* [Reading text]
From the trenches to the Harrow, an astonishing story of wartime bravery
The bloody Battle of Loos 1915
A wonderful story of courage from the tomes of Fleet Street history was revealed by the Drone’s very own poet and chronicler last week.
Journalist Pat Prentice told me an astonishing account of his father’s life in the trenches on the blood-soaked battlefields of France in October 1915 that spanned the years and ended up in another battle … at the upstairs bar of the Harrow.
Last week I wrote about the navvy poet Patrick MacGill, who scripted poems about poverty in Britain in the 19th century. His fame led Express founder and Editor Arthur Pearson to hire him as a reporter.
But I didn’t mention that the young bard also wrote a moving and distressing account of life in the trenches at Loos during World War One, in his acclaimed book called ‘The Great Push’.
Battalions from every Scottish regiment fought in the Battle of Loos. Of the 21,000 killed, more than 7,000 were Scots soldiers. Almost every town and village in Scotland was affected by the losses.
Pat’s father believed ‘The Great Push’ was one of the most honest accounts of the conflict, equal to German writer Erich Remarque’s ‘All Quiet on the Western Front’, which not long ago, became a smash hit film.
MacGill, a stretcher bearer with the London Irish Rifles, summed up the war on his pages:
“Now when we take the cobbled road
We often took before,
Our thoughts are with the hearty lads
Who tread that way no more.”

* [Data lines]
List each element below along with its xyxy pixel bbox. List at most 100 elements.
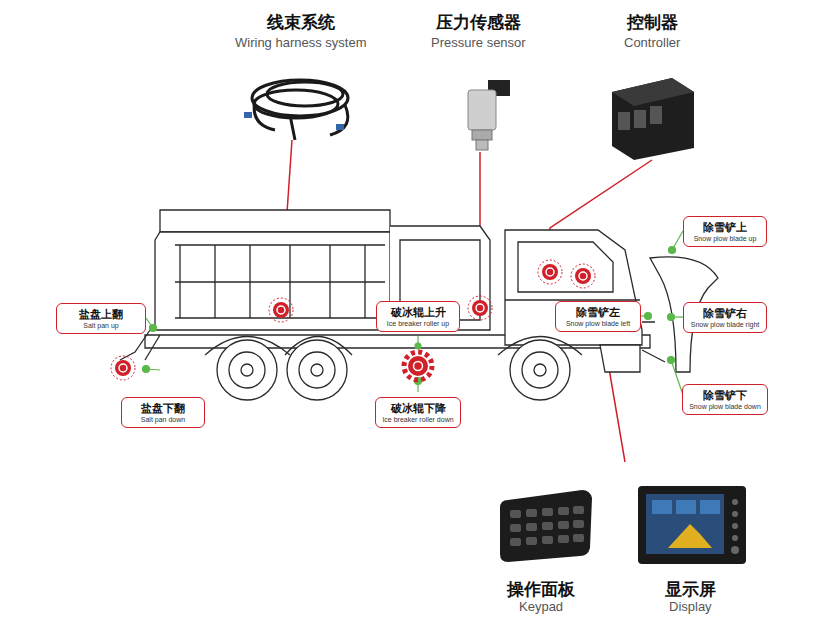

* [Problem set]
a) Shorten the paragraph of the Loos article that begins "Battalions from every Scottish regiment" while keeping its main facts.
b) Reproduce a passage of the Loos article verbatim. Begin at the words "Last week I" and stop after "smash hit film.".
c) According to the Loos article, which unit did MacGill serve in as a stretcher bearer?
Rely only on the Loos article, not on the data.

* [Results]
a) Every Scottish regiment sent battalions to Loos. Over 7,000 of the 21,000 dead were Scots, and nearly every Scottish town and village felt the loss.

b)
Last week I wrote about the navvy poet Patrick MacGill, who scripted poems about poverty in Britain in the 19th century. His fame led Express founder and Editor Arthur Pearson to hire him as a reporter.
But I didn’t mention that the young bard also wrote a moving and distressing account of life in the trenches at Loos during World War One, in his acclaimed book called ‘The Great Push’.
Battalions from every Scottish regiment fought in the Battle of Loos. Of the 21,000 killed, more than 7,000 were Scots soldiers. Almost every town and village in Scotland was affected by the losses.
Pat’s father believed ‘The Great Push’ was one of the most honest accounts of the conflict, equal to German writer Erich Remarque’s ‘All Quiet on the Western Front’, which not long ago, became a smash hit film.

c) The London Irish Rifles.